» **What you are asked to do**
Of all the lines in the records below, copy only those that contain the string "referral".

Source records
▬▬▬▬▬▬
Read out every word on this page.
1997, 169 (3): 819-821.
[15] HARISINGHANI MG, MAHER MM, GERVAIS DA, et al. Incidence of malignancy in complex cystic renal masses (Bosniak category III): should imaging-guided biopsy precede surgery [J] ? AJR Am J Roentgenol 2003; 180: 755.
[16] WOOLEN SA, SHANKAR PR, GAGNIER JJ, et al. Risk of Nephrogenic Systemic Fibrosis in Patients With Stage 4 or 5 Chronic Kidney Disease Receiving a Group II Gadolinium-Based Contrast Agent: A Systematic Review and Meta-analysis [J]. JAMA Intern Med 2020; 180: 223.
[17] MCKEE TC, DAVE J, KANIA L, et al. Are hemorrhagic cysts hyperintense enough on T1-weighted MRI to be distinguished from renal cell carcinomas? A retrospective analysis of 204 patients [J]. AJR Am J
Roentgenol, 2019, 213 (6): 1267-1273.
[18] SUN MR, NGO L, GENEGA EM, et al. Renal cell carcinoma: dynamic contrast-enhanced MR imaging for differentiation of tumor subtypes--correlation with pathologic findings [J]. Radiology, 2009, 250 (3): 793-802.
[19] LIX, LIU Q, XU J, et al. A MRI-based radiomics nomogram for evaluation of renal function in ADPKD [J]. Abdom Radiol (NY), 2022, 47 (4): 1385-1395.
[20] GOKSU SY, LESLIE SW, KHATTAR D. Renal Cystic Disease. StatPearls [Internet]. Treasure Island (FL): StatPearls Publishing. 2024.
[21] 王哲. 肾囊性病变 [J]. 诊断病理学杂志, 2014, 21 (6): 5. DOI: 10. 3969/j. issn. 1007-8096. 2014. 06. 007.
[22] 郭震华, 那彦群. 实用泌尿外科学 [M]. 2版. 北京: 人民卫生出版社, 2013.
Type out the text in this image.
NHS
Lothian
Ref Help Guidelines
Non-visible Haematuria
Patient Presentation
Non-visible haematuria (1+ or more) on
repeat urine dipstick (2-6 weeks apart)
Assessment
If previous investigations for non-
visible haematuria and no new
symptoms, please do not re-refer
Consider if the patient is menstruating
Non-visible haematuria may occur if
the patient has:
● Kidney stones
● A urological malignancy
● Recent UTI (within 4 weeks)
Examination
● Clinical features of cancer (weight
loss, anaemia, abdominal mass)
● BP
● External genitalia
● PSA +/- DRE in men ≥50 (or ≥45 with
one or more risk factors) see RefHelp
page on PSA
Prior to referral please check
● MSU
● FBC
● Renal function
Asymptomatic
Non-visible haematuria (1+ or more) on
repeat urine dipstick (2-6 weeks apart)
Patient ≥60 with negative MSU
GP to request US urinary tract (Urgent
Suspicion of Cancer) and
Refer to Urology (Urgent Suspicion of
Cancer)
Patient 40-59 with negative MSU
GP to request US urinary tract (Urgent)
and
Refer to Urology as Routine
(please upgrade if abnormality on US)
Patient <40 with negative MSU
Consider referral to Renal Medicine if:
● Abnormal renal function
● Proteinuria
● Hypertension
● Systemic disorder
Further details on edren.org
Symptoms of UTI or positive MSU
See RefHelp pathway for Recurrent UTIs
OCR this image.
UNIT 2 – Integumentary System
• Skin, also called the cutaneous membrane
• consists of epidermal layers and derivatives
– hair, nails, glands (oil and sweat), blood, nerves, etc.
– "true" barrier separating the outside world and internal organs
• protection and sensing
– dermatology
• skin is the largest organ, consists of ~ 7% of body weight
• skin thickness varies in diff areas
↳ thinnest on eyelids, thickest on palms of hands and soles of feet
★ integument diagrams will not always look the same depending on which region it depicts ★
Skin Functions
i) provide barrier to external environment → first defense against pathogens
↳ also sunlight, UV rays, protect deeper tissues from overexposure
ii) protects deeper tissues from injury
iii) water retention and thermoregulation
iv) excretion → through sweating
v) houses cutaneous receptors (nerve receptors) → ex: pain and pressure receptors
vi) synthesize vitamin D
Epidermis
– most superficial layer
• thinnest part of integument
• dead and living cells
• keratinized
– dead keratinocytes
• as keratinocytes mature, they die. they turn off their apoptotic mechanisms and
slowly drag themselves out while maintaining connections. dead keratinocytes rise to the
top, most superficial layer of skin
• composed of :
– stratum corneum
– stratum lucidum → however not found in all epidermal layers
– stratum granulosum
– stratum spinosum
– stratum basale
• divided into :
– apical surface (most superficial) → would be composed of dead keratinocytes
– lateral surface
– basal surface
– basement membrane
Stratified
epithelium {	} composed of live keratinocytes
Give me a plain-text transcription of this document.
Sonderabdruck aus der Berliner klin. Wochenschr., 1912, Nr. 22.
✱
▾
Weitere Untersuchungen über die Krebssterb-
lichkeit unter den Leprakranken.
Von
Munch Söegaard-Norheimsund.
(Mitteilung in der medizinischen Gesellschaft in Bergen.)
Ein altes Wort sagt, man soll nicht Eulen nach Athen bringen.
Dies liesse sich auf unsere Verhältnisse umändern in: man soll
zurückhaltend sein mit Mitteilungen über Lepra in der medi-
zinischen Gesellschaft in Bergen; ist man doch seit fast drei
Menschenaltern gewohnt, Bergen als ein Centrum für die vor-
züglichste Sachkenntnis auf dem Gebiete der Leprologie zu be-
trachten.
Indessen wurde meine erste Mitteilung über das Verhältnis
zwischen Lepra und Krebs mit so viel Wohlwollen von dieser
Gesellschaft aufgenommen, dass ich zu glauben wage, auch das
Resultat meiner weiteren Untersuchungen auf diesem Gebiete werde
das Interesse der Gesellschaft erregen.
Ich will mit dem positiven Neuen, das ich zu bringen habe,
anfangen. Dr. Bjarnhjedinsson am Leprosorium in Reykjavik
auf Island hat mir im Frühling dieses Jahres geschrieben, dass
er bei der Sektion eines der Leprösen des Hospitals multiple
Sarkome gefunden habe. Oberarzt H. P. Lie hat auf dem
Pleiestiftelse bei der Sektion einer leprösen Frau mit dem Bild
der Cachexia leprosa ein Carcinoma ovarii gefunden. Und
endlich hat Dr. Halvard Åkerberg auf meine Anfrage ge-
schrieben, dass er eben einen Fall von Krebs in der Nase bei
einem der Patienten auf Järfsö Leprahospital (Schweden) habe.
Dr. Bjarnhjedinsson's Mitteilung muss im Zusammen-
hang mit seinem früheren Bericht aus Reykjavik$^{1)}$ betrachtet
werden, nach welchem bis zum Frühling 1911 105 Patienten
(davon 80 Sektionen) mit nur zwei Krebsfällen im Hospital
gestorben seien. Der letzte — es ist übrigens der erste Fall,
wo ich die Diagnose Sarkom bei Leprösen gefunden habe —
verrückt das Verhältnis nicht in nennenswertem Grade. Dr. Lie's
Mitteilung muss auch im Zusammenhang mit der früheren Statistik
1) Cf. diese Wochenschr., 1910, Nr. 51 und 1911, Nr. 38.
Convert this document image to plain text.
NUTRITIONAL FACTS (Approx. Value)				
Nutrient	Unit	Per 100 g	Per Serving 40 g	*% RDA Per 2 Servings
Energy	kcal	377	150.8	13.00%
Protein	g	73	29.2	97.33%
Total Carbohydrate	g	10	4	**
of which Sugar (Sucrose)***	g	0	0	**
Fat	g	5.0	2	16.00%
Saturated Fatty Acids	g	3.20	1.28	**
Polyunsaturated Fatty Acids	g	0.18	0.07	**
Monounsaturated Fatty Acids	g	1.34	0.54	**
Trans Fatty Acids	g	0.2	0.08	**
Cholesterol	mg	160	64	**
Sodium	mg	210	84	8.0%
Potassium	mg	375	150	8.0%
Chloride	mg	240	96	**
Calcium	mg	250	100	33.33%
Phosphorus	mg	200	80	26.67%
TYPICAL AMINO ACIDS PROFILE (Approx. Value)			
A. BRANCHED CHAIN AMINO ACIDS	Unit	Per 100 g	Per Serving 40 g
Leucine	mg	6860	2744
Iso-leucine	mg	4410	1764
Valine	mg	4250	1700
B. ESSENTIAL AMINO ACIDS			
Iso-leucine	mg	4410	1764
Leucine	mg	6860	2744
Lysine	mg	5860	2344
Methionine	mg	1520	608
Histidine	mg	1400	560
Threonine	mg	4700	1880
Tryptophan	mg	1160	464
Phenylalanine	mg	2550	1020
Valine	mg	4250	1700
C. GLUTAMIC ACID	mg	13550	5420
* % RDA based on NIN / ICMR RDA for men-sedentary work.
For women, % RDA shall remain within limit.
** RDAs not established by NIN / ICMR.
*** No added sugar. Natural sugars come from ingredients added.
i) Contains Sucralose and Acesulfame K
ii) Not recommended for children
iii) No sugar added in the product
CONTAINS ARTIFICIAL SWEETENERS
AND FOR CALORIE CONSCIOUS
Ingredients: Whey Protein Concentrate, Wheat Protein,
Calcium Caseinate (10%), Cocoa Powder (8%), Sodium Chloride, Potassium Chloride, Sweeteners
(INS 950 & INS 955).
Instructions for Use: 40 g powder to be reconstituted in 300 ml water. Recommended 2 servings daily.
▬▬▬▬▬▬
» **Reply**
Prior to referral please check
Consider referral to Renal Medicine if:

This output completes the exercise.